The problem:
Each line that holds the word "index" should be returned.
==*==
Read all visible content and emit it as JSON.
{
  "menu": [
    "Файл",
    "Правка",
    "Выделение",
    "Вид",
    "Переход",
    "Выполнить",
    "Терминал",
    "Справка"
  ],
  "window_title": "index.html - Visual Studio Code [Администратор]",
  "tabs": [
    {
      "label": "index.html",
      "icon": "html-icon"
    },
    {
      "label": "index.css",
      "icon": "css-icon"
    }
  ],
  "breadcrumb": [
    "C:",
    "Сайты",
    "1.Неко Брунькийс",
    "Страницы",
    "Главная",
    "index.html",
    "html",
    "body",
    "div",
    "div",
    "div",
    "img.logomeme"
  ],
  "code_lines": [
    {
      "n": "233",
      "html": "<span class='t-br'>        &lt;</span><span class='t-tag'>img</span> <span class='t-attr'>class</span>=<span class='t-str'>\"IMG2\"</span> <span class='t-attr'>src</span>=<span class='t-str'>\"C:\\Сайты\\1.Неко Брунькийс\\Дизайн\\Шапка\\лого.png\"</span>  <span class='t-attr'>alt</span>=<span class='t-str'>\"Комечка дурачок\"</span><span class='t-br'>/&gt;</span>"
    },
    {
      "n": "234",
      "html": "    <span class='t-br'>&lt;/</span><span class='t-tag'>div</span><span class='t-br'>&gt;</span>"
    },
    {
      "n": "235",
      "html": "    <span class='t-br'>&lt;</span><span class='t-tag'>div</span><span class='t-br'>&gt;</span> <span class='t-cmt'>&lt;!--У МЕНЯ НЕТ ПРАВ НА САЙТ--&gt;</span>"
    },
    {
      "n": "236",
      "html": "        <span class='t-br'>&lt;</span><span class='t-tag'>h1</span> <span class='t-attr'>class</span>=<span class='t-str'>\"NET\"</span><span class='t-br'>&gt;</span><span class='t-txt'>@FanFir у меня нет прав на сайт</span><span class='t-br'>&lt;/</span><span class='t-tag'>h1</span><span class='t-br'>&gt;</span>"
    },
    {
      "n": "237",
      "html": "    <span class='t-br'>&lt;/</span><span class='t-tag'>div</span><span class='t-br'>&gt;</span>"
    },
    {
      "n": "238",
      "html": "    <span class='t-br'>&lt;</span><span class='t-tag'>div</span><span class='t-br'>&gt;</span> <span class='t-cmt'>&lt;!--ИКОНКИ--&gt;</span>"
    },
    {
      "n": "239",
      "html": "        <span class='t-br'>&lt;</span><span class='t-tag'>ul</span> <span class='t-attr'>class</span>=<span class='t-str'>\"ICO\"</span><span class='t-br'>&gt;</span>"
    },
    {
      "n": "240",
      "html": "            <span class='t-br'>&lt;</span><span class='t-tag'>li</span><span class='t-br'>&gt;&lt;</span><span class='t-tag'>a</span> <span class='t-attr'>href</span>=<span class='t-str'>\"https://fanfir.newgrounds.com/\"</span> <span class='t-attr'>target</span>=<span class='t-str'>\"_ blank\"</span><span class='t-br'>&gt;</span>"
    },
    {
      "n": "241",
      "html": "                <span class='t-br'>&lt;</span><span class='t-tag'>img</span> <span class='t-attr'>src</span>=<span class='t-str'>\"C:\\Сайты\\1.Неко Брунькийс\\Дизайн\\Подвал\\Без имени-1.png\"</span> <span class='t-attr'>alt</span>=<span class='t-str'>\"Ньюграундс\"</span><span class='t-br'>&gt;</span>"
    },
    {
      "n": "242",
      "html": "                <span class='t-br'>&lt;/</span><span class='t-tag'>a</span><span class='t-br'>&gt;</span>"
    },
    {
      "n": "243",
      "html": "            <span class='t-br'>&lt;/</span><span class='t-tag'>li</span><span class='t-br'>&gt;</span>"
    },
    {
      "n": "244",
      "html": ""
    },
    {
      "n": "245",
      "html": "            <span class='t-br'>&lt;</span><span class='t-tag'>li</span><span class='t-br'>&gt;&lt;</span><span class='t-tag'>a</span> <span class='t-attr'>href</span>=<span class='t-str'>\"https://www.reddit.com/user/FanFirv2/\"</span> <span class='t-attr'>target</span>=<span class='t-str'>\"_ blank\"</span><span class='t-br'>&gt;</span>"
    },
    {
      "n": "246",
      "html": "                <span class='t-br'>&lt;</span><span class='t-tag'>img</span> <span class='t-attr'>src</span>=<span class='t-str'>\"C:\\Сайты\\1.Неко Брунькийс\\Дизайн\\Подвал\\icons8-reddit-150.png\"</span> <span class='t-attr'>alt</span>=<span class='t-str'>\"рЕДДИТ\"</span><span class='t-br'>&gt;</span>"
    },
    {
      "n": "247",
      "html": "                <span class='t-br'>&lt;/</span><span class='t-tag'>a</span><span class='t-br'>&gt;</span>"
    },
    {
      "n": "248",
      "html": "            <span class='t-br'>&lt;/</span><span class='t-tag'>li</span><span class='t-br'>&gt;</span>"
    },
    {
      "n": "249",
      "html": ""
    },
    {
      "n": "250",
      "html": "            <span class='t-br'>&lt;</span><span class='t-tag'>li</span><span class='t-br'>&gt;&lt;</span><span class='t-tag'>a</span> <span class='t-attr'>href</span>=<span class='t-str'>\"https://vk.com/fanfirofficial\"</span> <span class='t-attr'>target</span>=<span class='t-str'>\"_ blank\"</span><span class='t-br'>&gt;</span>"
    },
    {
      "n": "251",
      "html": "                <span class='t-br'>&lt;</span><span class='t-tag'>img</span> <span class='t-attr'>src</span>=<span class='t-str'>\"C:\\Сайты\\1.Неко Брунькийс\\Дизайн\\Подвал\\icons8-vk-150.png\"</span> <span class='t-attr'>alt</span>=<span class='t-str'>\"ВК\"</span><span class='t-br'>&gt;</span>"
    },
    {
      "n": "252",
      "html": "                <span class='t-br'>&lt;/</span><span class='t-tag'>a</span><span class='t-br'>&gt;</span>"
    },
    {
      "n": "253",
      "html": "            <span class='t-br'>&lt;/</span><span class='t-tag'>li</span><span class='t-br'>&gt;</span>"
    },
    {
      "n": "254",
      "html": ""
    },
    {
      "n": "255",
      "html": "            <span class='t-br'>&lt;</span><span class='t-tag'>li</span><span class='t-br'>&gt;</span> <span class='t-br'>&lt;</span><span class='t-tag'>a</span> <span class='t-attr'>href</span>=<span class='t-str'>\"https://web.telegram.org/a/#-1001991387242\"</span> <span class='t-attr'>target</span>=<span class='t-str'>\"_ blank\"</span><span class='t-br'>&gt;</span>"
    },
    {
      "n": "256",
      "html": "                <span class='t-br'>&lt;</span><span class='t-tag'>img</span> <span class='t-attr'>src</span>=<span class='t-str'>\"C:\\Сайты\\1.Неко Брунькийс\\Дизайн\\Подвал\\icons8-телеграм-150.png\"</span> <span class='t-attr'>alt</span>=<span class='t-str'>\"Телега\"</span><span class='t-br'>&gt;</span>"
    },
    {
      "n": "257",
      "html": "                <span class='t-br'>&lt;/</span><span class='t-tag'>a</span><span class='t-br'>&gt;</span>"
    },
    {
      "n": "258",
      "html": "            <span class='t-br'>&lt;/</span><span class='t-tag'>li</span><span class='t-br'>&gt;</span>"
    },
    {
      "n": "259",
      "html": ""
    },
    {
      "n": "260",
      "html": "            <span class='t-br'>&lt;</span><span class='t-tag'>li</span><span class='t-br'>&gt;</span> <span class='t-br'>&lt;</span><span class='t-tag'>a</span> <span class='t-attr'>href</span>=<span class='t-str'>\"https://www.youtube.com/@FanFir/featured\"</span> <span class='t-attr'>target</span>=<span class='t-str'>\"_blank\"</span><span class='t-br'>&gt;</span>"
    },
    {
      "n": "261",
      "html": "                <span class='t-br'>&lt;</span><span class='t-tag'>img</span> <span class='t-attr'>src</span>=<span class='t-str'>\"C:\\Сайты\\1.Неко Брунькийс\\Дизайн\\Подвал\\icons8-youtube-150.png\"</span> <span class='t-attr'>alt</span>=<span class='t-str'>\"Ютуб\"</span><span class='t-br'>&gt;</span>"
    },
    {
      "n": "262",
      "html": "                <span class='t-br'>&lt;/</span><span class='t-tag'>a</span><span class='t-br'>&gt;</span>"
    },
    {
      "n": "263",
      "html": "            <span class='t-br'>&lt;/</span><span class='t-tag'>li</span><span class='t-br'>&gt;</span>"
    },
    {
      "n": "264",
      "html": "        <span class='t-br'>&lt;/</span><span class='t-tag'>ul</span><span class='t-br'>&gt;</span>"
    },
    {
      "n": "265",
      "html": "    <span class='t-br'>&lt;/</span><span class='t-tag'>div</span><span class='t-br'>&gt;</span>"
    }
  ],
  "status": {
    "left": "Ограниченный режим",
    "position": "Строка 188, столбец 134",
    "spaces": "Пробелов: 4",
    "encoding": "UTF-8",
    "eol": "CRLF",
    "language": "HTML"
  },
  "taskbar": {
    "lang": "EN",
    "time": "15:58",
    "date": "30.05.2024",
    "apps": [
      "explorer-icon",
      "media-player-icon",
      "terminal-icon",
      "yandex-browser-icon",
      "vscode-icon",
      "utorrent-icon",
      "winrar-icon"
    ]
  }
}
==*==
Task answer:
  "window_title": "index.html - Visual Studio Code [Администратор]",
      "label": "index.html",
      "label": "index.css",
    "index.html",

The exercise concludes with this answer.